(Saved entries)
:::

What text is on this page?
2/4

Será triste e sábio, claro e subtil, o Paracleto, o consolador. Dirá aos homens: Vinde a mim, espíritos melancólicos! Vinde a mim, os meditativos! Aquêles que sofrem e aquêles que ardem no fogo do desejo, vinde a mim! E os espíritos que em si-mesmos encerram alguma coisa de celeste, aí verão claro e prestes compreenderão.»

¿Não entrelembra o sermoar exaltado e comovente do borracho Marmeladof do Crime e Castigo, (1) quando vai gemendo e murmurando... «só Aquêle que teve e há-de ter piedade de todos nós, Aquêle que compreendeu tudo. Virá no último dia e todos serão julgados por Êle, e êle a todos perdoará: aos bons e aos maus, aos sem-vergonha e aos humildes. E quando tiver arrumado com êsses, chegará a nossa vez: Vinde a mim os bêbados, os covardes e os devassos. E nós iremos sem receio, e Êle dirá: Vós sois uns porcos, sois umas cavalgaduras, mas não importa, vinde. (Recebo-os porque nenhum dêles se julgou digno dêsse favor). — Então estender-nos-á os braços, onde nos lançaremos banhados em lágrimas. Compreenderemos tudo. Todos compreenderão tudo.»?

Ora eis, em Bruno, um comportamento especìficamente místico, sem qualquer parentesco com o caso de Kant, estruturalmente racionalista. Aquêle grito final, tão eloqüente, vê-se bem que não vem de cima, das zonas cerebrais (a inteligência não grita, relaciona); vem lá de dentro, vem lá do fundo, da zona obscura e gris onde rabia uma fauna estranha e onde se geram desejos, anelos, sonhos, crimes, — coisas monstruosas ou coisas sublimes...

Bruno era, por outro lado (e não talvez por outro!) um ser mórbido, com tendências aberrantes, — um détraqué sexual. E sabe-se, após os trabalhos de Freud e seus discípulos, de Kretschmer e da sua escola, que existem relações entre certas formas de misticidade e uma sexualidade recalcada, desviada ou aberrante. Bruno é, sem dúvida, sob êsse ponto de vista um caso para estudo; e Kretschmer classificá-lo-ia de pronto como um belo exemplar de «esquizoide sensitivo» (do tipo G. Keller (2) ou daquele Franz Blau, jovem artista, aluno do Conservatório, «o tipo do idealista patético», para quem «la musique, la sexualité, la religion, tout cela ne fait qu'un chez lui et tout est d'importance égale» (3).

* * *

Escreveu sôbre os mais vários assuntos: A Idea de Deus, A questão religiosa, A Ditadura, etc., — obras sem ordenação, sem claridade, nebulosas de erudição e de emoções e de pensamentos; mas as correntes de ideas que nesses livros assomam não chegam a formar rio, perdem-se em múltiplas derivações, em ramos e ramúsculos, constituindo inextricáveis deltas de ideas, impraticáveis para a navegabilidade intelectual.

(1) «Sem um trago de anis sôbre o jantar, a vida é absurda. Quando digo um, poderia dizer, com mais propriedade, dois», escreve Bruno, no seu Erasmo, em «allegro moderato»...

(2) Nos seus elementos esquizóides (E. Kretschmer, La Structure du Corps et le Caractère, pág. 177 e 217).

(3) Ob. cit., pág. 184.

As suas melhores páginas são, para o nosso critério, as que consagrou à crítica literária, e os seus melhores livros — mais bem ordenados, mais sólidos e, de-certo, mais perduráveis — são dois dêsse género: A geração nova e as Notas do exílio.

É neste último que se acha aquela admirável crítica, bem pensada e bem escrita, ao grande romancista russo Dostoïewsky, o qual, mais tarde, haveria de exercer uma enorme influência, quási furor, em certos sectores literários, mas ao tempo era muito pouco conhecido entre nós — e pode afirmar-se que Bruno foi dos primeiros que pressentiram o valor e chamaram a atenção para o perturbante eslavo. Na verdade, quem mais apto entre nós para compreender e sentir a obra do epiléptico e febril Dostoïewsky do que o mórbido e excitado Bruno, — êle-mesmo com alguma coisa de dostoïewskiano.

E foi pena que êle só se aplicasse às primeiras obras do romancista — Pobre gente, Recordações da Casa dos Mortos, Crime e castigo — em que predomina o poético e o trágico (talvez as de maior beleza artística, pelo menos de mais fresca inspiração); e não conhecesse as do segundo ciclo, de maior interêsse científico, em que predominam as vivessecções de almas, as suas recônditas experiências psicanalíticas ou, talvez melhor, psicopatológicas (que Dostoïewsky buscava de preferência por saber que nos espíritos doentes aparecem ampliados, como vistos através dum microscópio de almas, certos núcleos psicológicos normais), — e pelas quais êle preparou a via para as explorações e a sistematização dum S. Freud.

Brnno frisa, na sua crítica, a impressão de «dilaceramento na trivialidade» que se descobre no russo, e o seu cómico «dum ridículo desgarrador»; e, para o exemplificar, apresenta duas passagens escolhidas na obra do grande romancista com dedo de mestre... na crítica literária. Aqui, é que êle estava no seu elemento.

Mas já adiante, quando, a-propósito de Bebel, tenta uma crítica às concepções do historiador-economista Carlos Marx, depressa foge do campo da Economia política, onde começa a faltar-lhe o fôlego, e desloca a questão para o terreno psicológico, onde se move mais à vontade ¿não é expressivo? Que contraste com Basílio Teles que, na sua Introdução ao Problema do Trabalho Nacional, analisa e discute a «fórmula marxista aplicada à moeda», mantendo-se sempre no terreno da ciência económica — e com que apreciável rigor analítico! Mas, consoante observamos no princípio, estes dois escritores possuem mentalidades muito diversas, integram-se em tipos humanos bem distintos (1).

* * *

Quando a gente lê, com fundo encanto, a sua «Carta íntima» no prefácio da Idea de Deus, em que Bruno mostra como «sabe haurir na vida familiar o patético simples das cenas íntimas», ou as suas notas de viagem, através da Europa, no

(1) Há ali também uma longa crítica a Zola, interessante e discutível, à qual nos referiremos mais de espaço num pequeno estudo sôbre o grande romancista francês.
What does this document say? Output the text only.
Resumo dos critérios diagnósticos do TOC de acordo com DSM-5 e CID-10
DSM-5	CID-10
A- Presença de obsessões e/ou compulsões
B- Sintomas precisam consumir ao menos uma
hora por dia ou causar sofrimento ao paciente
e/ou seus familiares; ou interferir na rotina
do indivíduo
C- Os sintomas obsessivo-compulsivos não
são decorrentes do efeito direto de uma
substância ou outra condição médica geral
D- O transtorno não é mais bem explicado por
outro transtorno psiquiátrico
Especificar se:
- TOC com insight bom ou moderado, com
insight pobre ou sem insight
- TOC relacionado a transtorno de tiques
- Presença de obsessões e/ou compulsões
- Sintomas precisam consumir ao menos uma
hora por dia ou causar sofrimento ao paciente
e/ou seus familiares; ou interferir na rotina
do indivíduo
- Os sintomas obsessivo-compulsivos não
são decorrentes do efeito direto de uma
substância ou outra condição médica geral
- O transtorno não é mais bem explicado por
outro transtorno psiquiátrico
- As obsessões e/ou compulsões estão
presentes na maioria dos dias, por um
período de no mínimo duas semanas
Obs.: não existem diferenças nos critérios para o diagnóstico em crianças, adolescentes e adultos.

:::

Take the entries above and transcribe them exactly.

RESPONSE TO THE TASK.
What text is on this page?
2/4

Será triste e sábio, claro e subtil, o Paracleto, o consolador. Dirá aos homens: Vinde a mim, espíritos melancólicos! Vinde a mim, os meditativos! Aquêles que sofrem e aquêles que ardem no fogo do desejo, vinde a mim! E os espíritos que em si-mesmos encerram alguma coisa de celeste, aí verão claro e prestes compreenderão.»

¿Não entrelembra o sermoar exaltado e comovente do borracho Marmeladof do Crime e Castigo, (1) quando vai gemendo e murmurando... «só Aquêle que teve e há-de ter piedade de todos nós, Aquêle que compreendeu tudo. Virá no último dia e todos serão julgados por Êle, e êle a todos perdoará: aos bons e aos maus, aos sem-vergonha e aos humildes. E quando tiver arrumado com êsses, chegará a nossa vez: Vinde a mim os bêbados, os covardes e os devassos. E nós iremos sem receio, e Êle dirá: Vós sois uns porcos, sois umas cavalgaduras, mas não importa, vinde. (Recebo-os porque nenhum dêles se julgou digno dêsse favor). — Então estender-nos-á os braços, onde nos lançaremos banhados em lágrimas. Compreenderemos tudo. Todos compreenderão tudo.»?

Ora eis, em Bruno, um comportamento especìficamente místico, sem qualquer parentesco com o caso de Kant, estruturalmente racionalista. Aquêle grito final, tão eloqüente, vê-se bem que não vem de cima, das zonas cerebrais (a inteligência não grita, relaciona); vem lá de dentro, vem lá do fundo, da zona obscura e gris onde rabia uma fauna estranha e onde se geram desejos, anelos, sonhos, crimes, — coisas monstruosas ou coisas sublimes...

Bruno era, por outro lado (e não talvez por outro!) um ser mórbido, com tendências aberrantes, — um détraqué sexual. E sabe-se, após os trabalhos de Freud e seus discípulos, de Kretschmer e da sua escola, que existem relações entre certas formas de misticidade e uma sexualidade recalcada, desviada ou aberrante. Bruno é, sem dúvida, sob êsse ponto de vista um caso para estudo; e Kretschmer classificá-lo-ia de pronto como um belo exemplar de «esquizoide sensitivo» (do tipo G. Keller (2) ou daquele Franz Blau, jovem artista, aluno do Conservatório, «o tipo do idealista patético», para quem «la musique, la sexualité, la religion, tout cela ne fait qu'un chez lui et tout est d'importance égale» (3).

* * *

Escreveu sôbre os mais vários assuntos: A Idea de Deus, A questão religiosa, A Ditadura, etc., — obras sem ordenação, sem claridade, nebulosas de erudição e de emoções e de pensamentos; mas as correntes de ideas que nesses livros assomam não chegam a formar rio, perdem-se em múltiplas derivações, em ramos e ramúsculos, constituindo inextricáveis deltas de ideas, impraticáveis para a navegabilidade intelectual.

(1) «Sem um trago de anis sôbre o jantar, a vida é absurda. Quando digo um, poderia dizer, com mais propriedade, dois», escreve Bruno, no seu Erasmo, em «allegro moderato»...

(2) Nos seus elementos esquizóides (E. Kretschmer, La Structure du Corps et le Caractère, pág. 177 e 217).

(3) Ob. cit., pág. 184.

As suas melhores páginas são, para o nosso critério, as que consagrou à crítica literária, e os seus melhores livros — mais bem ordenados, mais sólidos e, de-certo, mais perduráveis — são dois dêsse género: A geração nova e as Notas do exílio.

É neste último que se acha aquela admirável crítica, bem pensada e bem escrita, ao grande romancista russo Dostoïewsky, o qual, mais tarde, haveria de exercer uma enorme influência, quási furor, em certos sectores literários, mas ao tempo era muito pouco conhecido entre nós — e pode afirmar-se que Bruno foi dos primeiros que pressentiram o valor e chamaram a atenção para o perturbante eslavo. Na verdade, quem mais apto entre nós para compreender e sentir a obra do epiléptico e febril Dostoïewsky do que o mórbido e excitado Bruno, — êle-mesmo com alguma coisa de dostoïewskiano.

E foi pena que êle só se aplicasse às primeiras obras do romancista — Pobre gente, Recordações da Casa dos Mortos, Crime e castigo — em que predomina o poético e o trágico (talvez as de maior beleza artística, pelo menos de mais fresca inspiração); e não conhecesse as do segundo ciclo, de maior interêsse científico, em que predominam as vivessecções de almas, as suas recônditas experiências psicanalíticas ou, talvez melhor, psicopatológicas (que Dostoïewsky buscava de preferência por saber que nos espíritos doentes aparecem ampliados, como vistos através dum microscópio de almas, certos núcleos psicológicos normais), — e pelas quais êle preparou a via para as explorações e a sistematização dum S. Freud.

Brnno frisa, na sua crítica, a impressão de «dilaceramento na trivialidade» que se descobre no russo, e o seu cómico «dum ridículo desgarrador»; e, para o exemplificar, apresenta duas passagens escolhidas na obra do grande romancista com dedo de mestre... na crítica literária. Aqui, é que êle estava no seu elemento.

Mas já adiante, quando, a-propósito de Bebel, tenta uma crítica às concepções do historiador-economista Carlos Marx, depressa foge do campo da Economia política, onde começa a faltar-lhe o fôlego, e desloca a questão para o terreno psicológico, onde se move mais à vontade ¿não é expressivo? Que contraste com Basílio Teles que, na sua Introdução ao Problema do Trabalho Nacional, analisa e discute a «fórmula marxista aplicada à moeda», mantendo-se sempre no terreno da ciência económica — e com que apreciável rigor analítico! Mas, consoante observamos no princípio, estes dois escritores possuem mentalidades muito diversas, integram-se em tipos humanos bem distintos (1).

* * *

Quando a gente lê, com fundo encanto, a sua «Carta íntima» no prefácio da Idea de Deus, em que Bruno mostra como «sabe haurir na vida familiar o patético simples das cenas íntimas», ou as suas notas de viagem, através da Europa, no

(1) Há ali também uma longa crítica a Zola, interessante e discutível, à qual nos referiremos mais de espaço num pequeno estudo sôbre o grande romancista francês.
What does this document say? Output the text only.
Resumo dos critérios diagnósticos do TOC de acordo com DSM-5 e CID-10
DSM-5	CID-10
A- Presença de obsessões e/ou compulsões
B- Sintomas precisam consumir ao menos uma
hora por dia ou causar sofrimento ao paciente
e/ou seus familiares; ou interferir na rotina
do indivíduo
C- Os sintomas obsessivo-compulsivos não
são decorrentes do efeito direto de uma
substância ou outra condição médica geral
D- O transtorno não é mais bem explicado por
outro transtorno psiquiátrico
Especificar se:
- TOC com insight bom ou moderado, com
insight pobre ou sem insight
- TOC relacionado a transtorno de tiques
- Presença de obsessões e/ou compulsões
- Sintomas precisam consumir ao menos uma
hora por dia ou causar sofrimento ao paciente
e/ou seus familiares; ou interferir na rotina
do indivíduo
- Os sintomas obsessivo-compulsivos não
são decorrentes do efeito direto de uma
substância ou outra condição médica geral
- O transtorno não é mais bem explicado por
outro transtorno psiquiátrico
- As obsessões e/ou compulsões estão
presentes na maioria dos dias, por um
período de no mínimo duas semanas
Obs.: não existem diferenças nos critérios para o diagnóstico em crianças, adolescentes e adultos.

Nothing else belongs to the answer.